(Part of a data file)

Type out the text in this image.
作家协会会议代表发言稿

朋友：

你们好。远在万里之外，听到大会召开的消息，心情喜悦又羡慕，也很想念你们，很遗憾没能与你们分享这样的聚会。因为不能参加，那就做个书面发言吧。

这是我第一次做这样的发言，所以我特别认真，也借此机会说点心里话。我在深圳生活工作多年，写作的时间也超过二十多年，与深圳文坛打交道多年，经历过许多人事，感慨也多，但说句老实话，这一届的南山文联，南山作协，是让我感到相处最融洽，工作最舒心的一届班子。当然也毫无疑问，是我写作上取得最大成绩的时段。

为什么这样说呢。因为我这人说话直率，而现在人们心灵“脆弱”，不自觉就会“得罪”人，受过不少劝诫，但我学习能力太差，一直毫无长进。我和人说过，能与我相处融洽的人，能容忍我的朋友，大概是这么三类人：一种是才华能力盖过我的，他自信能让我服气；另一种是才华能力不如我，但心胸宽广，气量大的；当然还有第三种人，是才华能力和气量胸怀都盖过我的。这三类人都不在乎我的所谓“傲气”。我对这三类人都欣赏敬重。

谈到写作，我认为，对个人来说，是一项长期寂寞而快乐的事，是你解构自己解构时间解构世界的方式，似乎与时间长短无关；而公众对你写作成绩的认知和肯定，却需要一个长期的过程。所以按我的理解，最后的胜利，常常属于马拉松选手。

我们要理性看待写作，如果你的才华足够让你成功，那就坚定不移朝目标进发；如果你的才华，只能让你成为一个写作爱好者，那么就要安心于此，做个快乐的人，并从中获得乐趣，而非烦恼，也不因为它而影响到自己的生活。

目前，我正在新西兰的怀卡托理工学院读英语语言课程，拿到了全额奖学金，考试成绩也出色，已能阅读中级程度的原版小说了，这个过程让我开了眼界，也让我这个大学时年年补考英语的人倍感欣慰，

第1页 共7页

→ INSTRUCTION
Retype the listing. Match it exactly.

→ TASK ANSWER
Type out the text in this image.
作家协会会议代表发言稿

朋友：

你们好。远在万里之外，听到大会召开的消息，心情喜悦又羡慕，也很想念你们，很遗憾没能与你们分享这样的聚会。因为不能参加，那就做个书面发言吧。

这是我第一次做这样的发言，所以我特别认真，也借此机会说点心里话。我在深圳生活工作多年，写作的时间也超过二十多年，与深圳文坛打交道多年，经历过许多人事，感慨也多，但说句老实话，这一届的南山文联，南山作协，是让我感到相处最融洽，工作最舒心的一届班子。当然也毫无疑问，是我写作上取得最大成绩的时段。

为什么这样说呢。因为我这人说话直率，而现在人们心灵“脆弱”，不自觉就会“得罪”人，受过不少劝诫，但我学习能力太差，一直毫无长进。我和人说过，能与我相处融洽的人，能容忍我的朋友，大概是这么三类人：一种是才华能力盖过我的，他自信能让我服气；另一种是才华能力不如我，但心胸宽广，气量大的；当然还有第三种人，是才华能力和气量胸怀都盖过我的。这三类人都不在乎我的所谓“傲气”。我对这三类人都欣赏敬重。

谈到写作，我认为，对个人来说，是一项长期寂寞而快乐的事，是你解构自己解构时间解构世界的方式，似乎与时间长短无关；而公众对你写作成绩的认知和肯定，却需要一个长期的过程。所以按我的理解，最后的胜利，常常属于马拉松选手。

我们要理性看待写作，如果你的才华足够让你成功，那就坚定不移朝目标进发；如果你的才华，只能让你成为一个写作爱好者，那么就要安心于此，做个快乐的人，并从中获得乐趣，而非烦恼，也不因为它而影响到自己的生活。

目前，我正在新西兰的怀卡托理工学院读英语语言课程，拿到了全额奖学金，考试成绩也出色，已能阅读中级程度的原版小说了，这个过程让我开了眼界，也让我这个大学时年年补考英语的人倍感欣慰，

第1页 共7页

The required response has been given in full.